> [Work required] Take each line containing the word "dari" and copy it.

[Record extracts start]

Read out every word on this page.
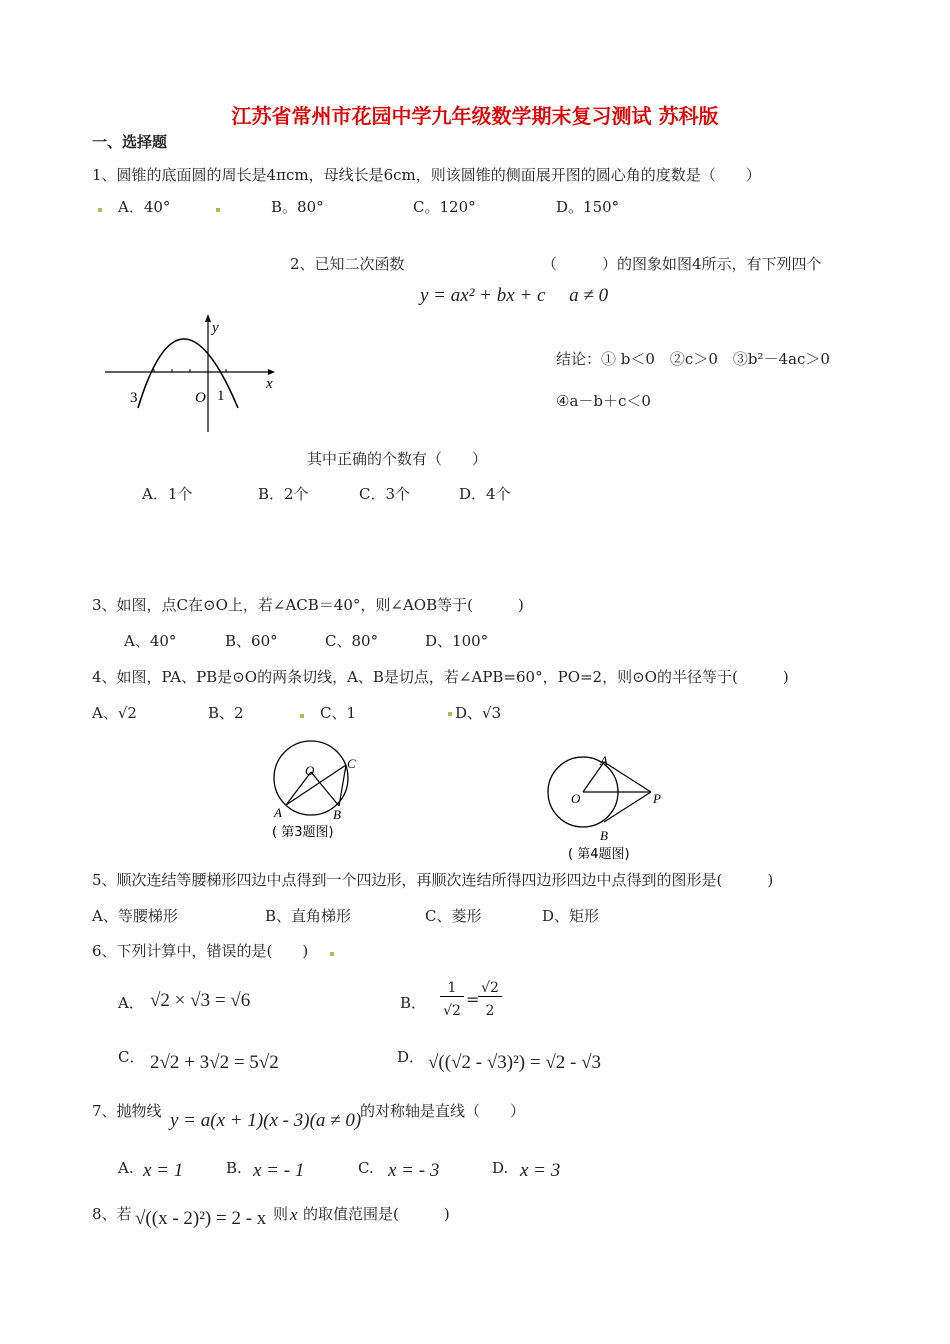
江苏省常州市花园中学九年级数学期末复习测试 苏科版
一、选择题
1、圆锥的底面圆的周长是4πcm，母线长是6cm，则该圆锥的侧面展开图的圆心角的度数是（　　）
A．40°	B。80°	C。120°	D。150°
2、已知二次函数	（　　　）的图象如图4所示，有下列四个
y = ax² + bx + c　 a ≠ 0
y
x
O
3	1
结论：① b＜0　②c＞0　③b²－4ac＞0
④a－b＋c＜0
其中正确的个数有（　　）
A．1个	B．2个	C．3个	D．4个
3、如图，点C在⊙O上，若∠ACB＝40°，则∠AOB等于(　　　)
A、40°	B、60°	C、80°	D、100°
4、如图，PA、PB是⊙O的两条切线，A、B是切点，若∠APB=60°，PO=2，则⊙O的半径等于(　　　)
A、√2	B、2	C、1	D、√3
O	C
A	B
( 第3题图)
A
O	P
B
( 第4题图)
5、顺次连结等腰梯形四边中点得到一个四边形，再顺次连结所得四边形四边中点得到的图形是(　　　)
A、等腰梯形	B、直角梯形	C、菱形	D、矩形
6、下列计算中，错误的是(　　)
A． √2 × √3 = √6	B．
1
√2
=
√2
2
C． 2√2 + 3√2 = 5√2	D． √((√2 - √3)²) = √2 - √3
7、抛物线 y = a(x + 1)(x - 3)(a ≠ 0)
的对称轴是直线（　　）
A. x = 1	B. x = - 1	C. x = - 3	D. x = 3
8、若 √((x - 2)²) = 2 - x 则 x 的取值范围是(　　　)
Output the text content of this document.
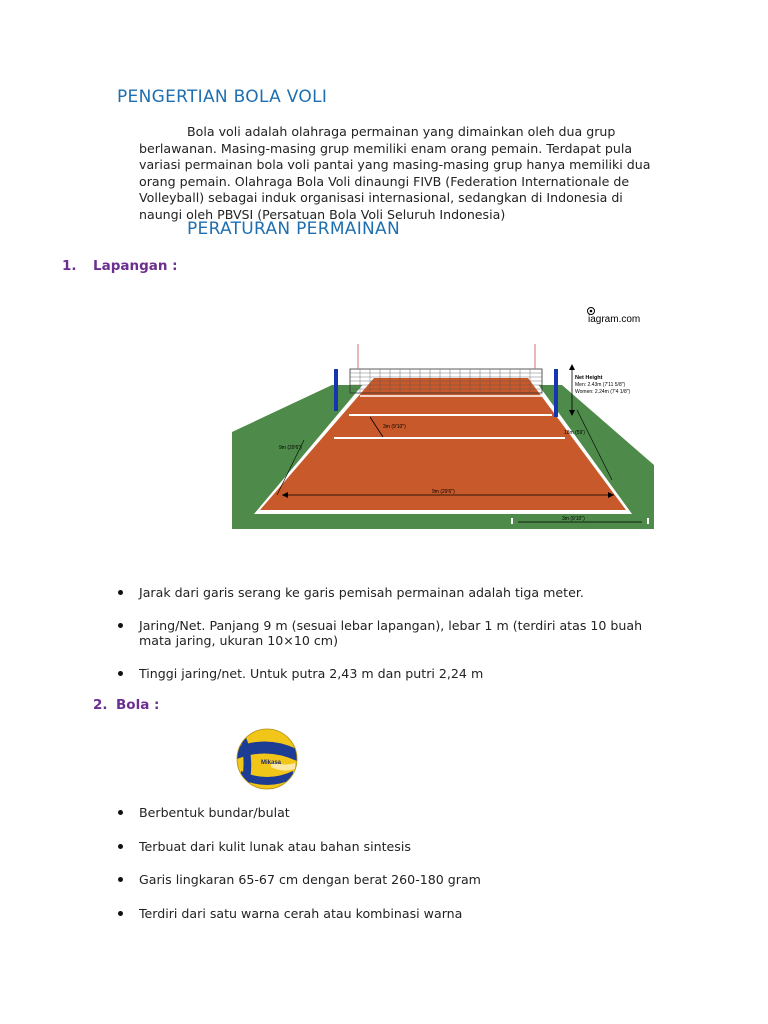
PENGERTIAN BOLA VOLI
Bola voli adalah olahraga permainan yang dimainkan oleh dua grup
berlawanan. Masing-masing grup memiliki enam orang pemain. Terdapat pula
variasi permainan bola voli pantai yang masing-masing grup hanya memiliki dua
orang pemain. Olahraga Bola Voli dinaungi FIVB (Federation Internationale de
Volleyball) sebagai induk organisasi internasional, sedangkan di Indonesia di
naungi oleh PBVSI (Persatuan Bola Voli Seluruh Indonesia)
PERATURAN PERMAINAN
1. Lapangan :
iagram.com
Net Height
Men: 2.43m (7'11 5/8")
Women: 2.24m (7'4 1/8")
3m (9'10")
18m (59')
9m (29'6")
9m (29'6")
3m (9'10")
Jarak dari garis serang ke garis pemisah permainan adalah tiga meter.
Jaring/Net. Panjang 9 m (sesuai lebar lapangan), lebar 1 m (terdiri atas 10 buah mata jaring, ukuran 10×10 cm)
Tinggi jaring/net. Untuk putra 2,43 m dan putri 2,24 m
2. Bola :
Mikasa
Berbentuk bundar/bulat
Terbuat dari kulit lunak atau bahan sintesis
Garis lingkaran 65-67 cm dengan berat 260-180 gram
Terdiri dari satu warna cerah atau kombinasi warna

[Record extracts end]
[Record extracts start]

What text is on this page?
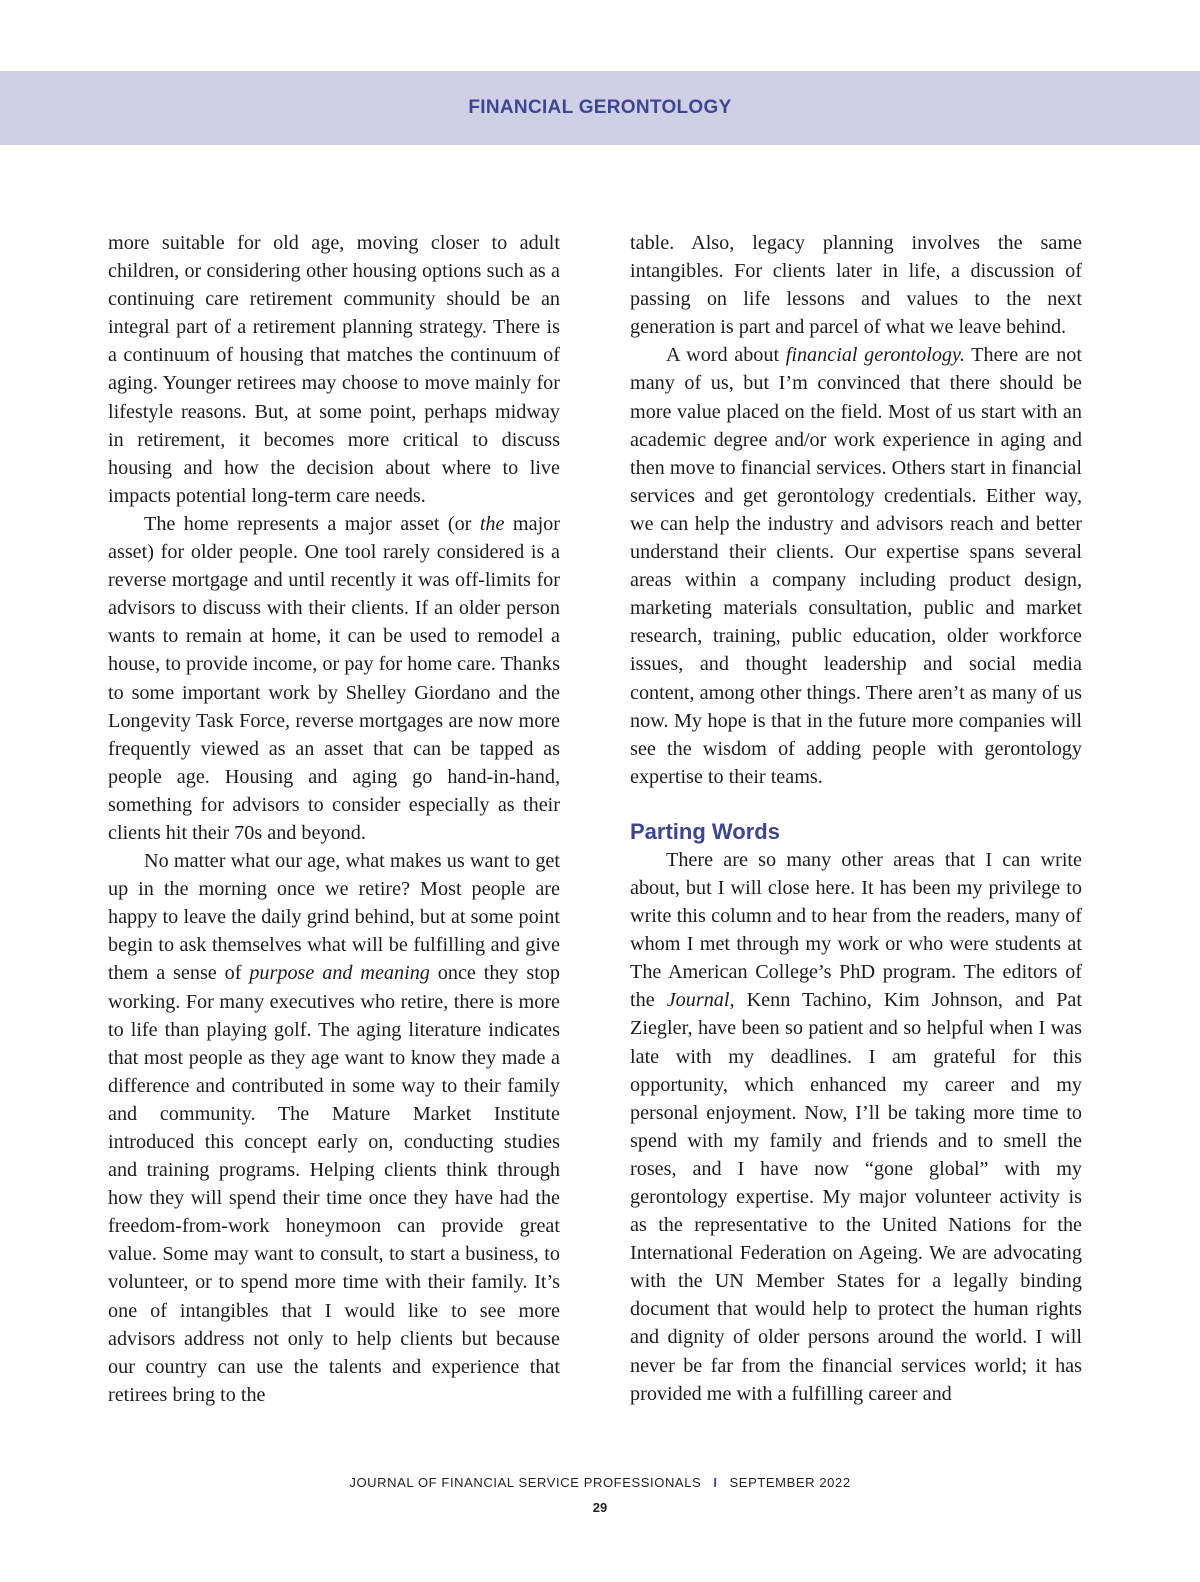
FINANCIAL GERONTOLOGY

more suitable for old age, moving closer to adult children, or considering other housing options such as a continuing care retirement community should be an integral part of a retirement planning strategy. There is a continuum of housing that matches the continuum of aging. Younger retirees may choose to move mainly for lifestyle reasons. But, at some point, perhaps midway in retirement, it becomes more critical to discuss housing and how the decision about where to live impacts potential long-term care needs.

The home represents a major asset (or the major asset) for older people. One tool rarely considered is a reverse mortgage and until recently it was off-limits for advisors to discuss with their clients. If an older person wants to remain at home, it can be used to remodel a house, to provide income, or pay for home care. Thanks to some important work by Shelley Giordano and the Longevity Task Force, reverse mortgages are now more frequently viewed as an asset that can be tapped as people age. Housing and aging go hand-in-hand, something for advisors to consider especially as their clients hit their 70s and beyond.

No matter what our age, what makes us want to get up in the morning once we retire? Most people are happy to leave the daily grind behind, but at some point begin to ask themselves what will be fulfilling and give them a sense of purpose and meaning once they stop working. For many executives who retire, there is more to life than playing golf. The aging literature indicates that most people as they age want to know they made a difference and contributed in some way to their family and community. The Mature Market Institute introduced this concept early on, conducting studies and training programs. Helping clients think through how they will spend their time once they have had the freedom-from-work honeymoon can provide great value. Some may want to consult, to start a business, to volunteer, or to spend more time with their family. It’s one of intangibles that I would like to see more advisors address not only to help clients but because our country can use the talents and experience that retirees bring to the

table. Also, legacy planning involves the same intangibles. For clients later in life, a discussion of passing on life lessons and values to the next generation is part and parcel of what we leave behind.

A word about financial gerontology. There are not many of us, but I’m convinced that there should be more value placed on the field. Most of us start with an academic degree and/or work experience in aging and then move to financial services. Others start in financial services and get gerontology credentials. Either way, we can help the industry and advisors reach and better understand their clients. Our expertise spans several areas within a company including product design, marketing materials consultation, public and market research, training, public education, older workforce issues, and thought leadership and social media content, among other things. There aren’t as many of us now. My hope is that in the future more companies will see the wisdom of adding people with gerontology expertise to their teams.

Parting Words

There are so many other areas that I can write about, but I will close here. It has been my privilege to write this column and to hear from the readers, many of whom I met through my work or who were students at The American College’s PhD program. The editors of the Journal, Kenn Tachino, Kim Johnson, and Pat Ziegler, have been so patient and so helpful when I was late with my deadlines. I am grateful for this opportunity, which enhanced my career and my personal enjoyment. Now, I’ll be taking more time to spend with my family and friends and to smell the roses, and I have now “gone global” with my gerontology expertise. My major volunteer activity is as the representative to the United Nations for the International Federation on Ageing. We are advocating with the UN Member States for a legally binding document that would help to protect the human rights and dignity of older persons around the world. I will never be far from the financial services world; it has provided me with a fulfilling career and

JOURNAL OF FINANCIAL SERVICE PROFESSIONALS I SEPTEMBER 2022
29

[Record extracts end]

> [Solution to the problem]
Jarak dari garis serang ke garis pemisah permainan adalah tiga meter.
Terbuat dari kulit lunak atau bahan sintesis
Terdiri dari satu warna cerah atau kombinasi warna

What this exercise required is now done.